— Begin Supplied records —
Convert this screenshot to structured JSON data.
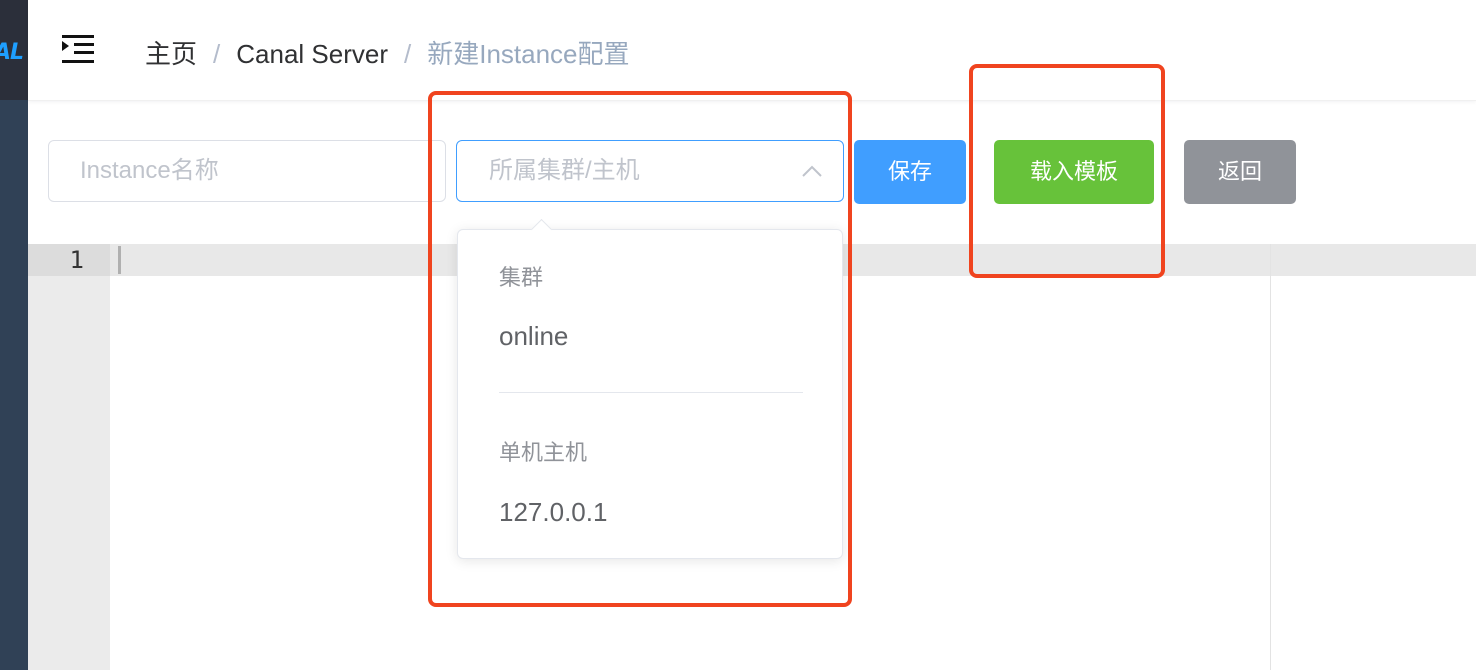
{
  "sidebar": {
    "logo_text": "AL"
  },
  "navbar": {
    "menu_icon": "outdent-icon",
    "breadcrumb": [
      "主页",
      "Canal Server",
      "新建Instance配置"
    ],
    "separator": "/"
  },
  "toolbar": {
    "instance_name_placeholder": "Instance名称",
    "cluster_select_placeholder": "所属集群/主机",
    "save_label": "保存",
    "load_template_label": "载入模板",
    "back_label": "返回"
  },
  "dropdown": {
    "groups": [
      {
        "title": "集群",
        "options": [
          "online"
        ]
      },
      {
        "title": "单机主机",
        "options": [
          "127.0.0.1"
        ]
      }
    ]
  },
  "editor": {
    "line_numbers": [
      "1"
    ]
  },
  "colors": {
    "primary": "#409eff",
    "success": "#67c23a",
    "info": "#909399",
    "highlight": "#f0441f",
    "sidebar": "#304156"
  }
}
— End Supplied records —
* **Task to complete**: Your copy should match the records word for word, with the pictures removed.

* **Correct output**:
Convert this screenshot to structured JSON data.
{
  "sidebar": {
    "logo_text": "AL"
  },
  "navbar": {
    "menu_icon": "outdent-icon",
    "breadcrumb": [
      "主页",
      "Canal Server",
      "新建Instance配置"
    ],
    "separator": "/"
  },
  "toolbar": {
    "instance_name_placeholder": "Instance名称",
    "cluster_select_placeholder": "所属集群/主机",
    "save_label": "保存",
    "load_template_label": "载入模板",
    "back_label": "返回"
  },
  "dropdown": {
    "groups": [
      {
        "title": "集群",
        "options": [
          "online"
        ]
      },
      {
        "title": "单机主机",
        "options": [
          "127.0.0.1"
        ]
      }
    ]
  },
  "editor": {
    "line_numbers": [
      "1"
    ]
  },
  "colors": {
    "primary": "#409eff",
    "success": "#67c23a",
    "info": "#909399",
    "highlight": "#f0441f",
    "sidebar": "#304156"
  }
}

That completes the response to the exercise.